# Written exercise
Return every line below in which "content" appears.

# Raw records
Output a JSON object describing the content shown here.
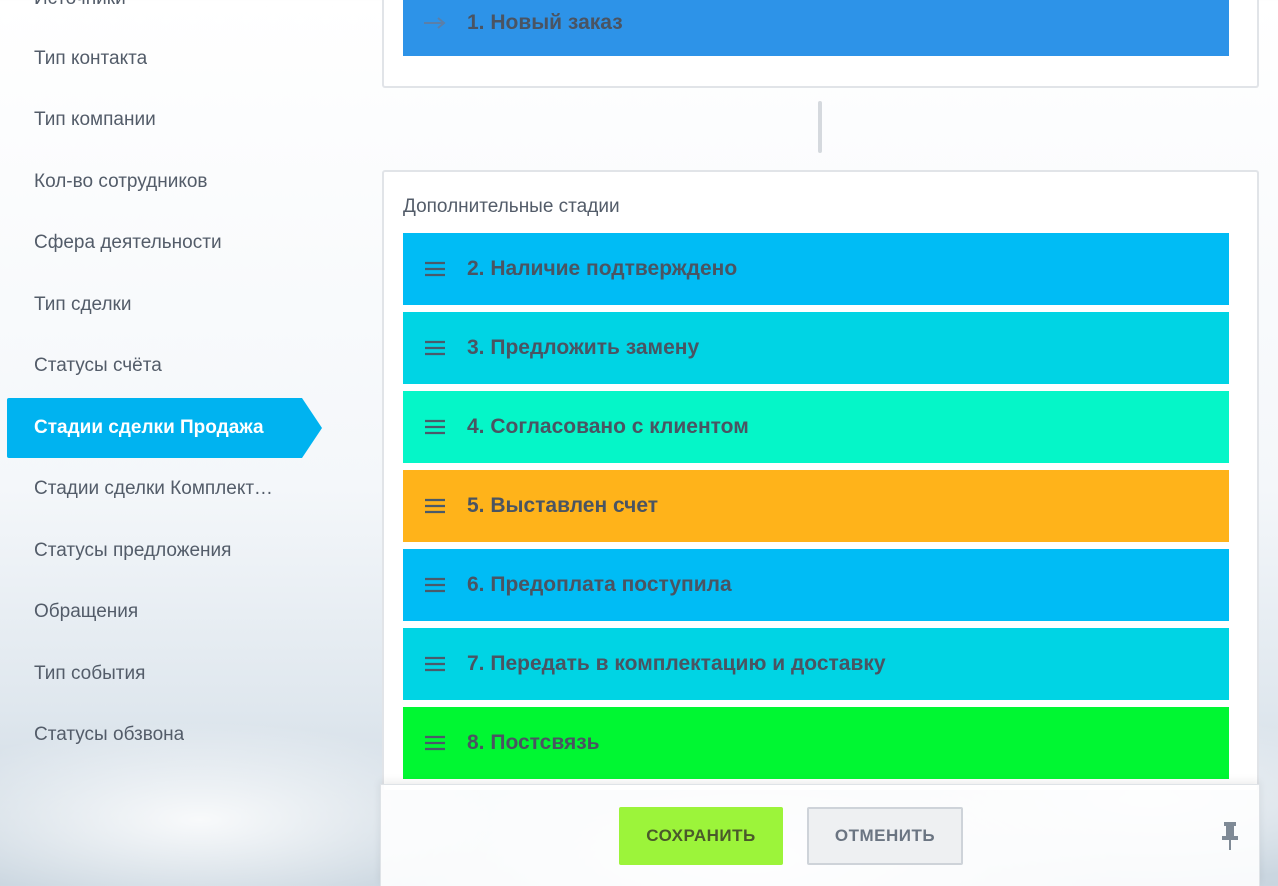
{
  "sidebar": {
    "top_cut_label": "Источники",
    "items": [
      {
        "label": "Тип контакта",
        "active": false
      },
      {
        "label": "Тип компании",
        "active": false
      },
      {
        "label": "Кол-во сотрудников",
        "active": false
      },
      {
        "label": "Сфера деятельности",
        "active": false
      },
      {
        "label": "Тип сделки",
        "active": false
      },
      {
        "label": "Статусы счёта",
        "active": false
      },
      {
        "label": "Стадии сделки Продажа",
        "active": true
      },
      {
        "label": "Стадии сделки Комплектация",
        "active": false
      },
      {
        "label": "Статусы предложения",
        "active": false
      },
      {
        "label": "Обращения",
        "active": false
      },
      {
        "label": "Тип события",
        "active": false
      },
      {
        "label": "Статусы обзвона",
        "active": false
      }
    ]
  },
  "first_stage": {
    "label": "1. Новый заказ",
    "color": "#2d93e8",
    "icon": "arrow-right-icon"
  },
  "extra_stages": {
    "title": "Дополнительные стадии",
    "items": [
      {
        "label": "2. Наличие подтверждено",
        "color": "#00bcf5"
      },
      {
        "label": "3. Предложить замену",
        "color": "#00d4e4"
      },
      {
        "label": "4. Согласовано с клиентом",
        "color": "#05f6c8"
      },
      {
        "label": "5. Выставлен счет",
        "color": "#ffb31a"
      },
      {
        "label": "6. Предоплата поступила",
        "color": "#00bcf5"
      },
      {
        "label": "7. Передать в комплектацию и доставку",
        "color": "#00d4e4"
      },
      {
        "label": "8. Постсвязь",
        "color": "#00f732"
      }
    ]
  },
  "footer": {
    "save_label": "СОХРАНИТЬ",
    "cancel_label": "ОТМЕНИТЬ",
    "pin_icon": "pin-icon"
  }
}
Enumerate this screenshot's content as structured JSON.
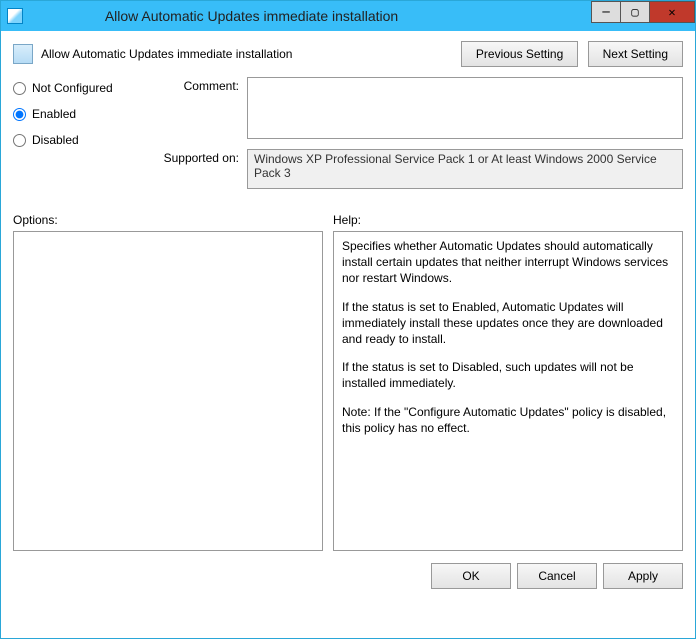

# Correct result
Output a JSON object describing the content shown here.
Enumerate this screenshot's content as structured JSON.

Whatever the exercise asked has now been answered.